• Aim
Repeat the entries that follow verbatim, without any of their pictures.

Data records
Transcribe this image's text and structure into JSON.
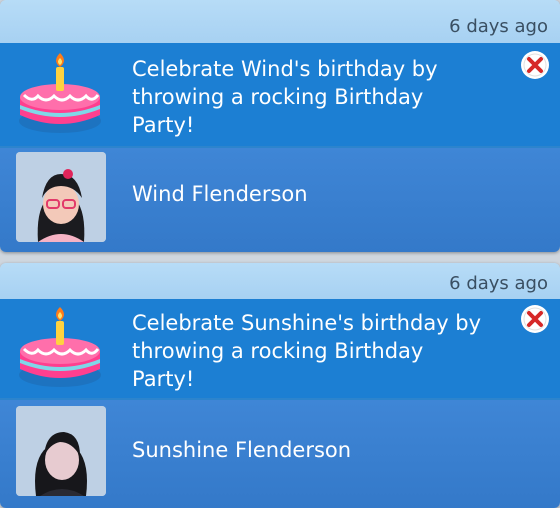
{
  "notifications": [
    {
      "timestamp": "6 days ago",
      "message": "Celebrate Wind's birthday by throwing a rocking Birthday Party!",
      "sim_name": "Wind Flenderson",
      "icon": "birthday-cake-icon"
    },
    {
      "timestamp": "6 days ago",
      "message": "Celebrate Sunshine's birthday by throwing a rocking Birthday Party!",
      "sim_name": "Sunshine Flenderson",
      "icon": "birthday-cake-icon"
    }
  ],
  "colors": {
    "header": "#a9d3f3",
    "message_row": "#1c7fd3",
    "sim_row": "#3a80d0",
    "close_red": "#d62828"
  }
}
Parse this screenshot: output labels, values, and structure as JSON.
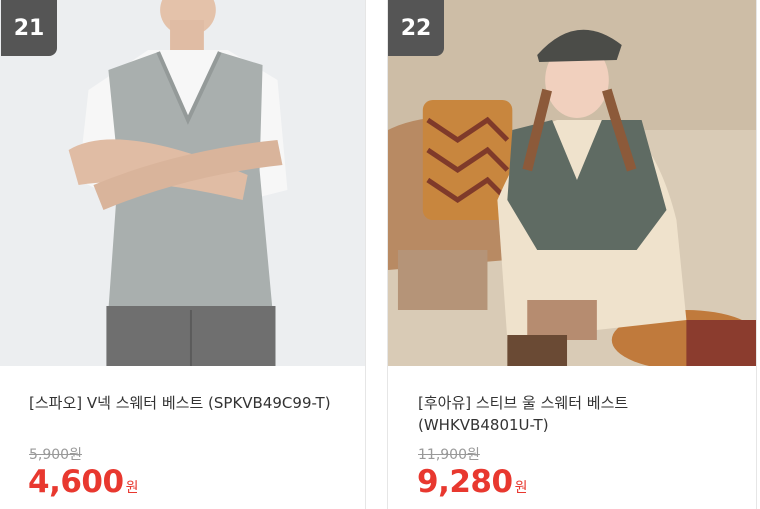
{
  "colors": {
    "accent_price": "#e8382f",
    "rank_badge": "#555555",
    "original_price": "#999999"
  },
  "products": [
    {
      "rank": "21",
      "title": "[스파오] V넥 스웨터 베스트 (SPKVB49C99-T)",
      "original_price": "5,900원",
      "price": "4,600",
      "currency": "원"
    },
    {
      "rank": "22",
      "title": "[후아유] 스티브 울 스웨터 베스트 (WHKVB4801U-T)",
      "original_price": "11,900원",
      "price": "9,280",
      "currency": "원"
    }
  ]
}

• Result below
Transcribe this image's text and structure into JSON.
{
  "notifications": [
    {
      "timestamp": "6 days ago",
      "message": "Celebrate Wind's birthday by throwing a rocking Birthday Party!",
      "sim_name": "Wind Flenderson",
      "icon": "birthday-cake-icon"
    },
    {
      "timestamp": "6 days ago",
      "message": "Celebrate Sunshine's birthday by throwing a rocking Birthday Party!",
      "sim_name": "Sunshine Flenderson",
      "icon": "birthday-cake-icon"
    }
  ],
  "colors": {
    "header": "#a9d3f3",
    "message_row": "#1c7fd3",
    "sim_row": "#3a80d0",
    "close_red": "#d62828"
  }
}
Parse this screenshot: output labels, values, and structure as JSON.
{
  "colors": {
    "accent_price": "#e8382f",
    "rank_badge": "#555555",
    "original_price": "#999999"
  },
  "products": [
    {
      "rank": "21",
      "title": "[스파오] V넥 스웨터 베스트 (SPKVB49C99-T)",
      "original_price": "5,900원",
      "price": "4,600",
      "currency": "원"
    },
    {
      "rank": "22",
      "title": "[후아유] 스티브 울 스웨터 베스트 (WHKVB4801U-T)",
      "original_price": "11,900원",
      "price": "9,280",
      "currency": "원"
    }
  ]
}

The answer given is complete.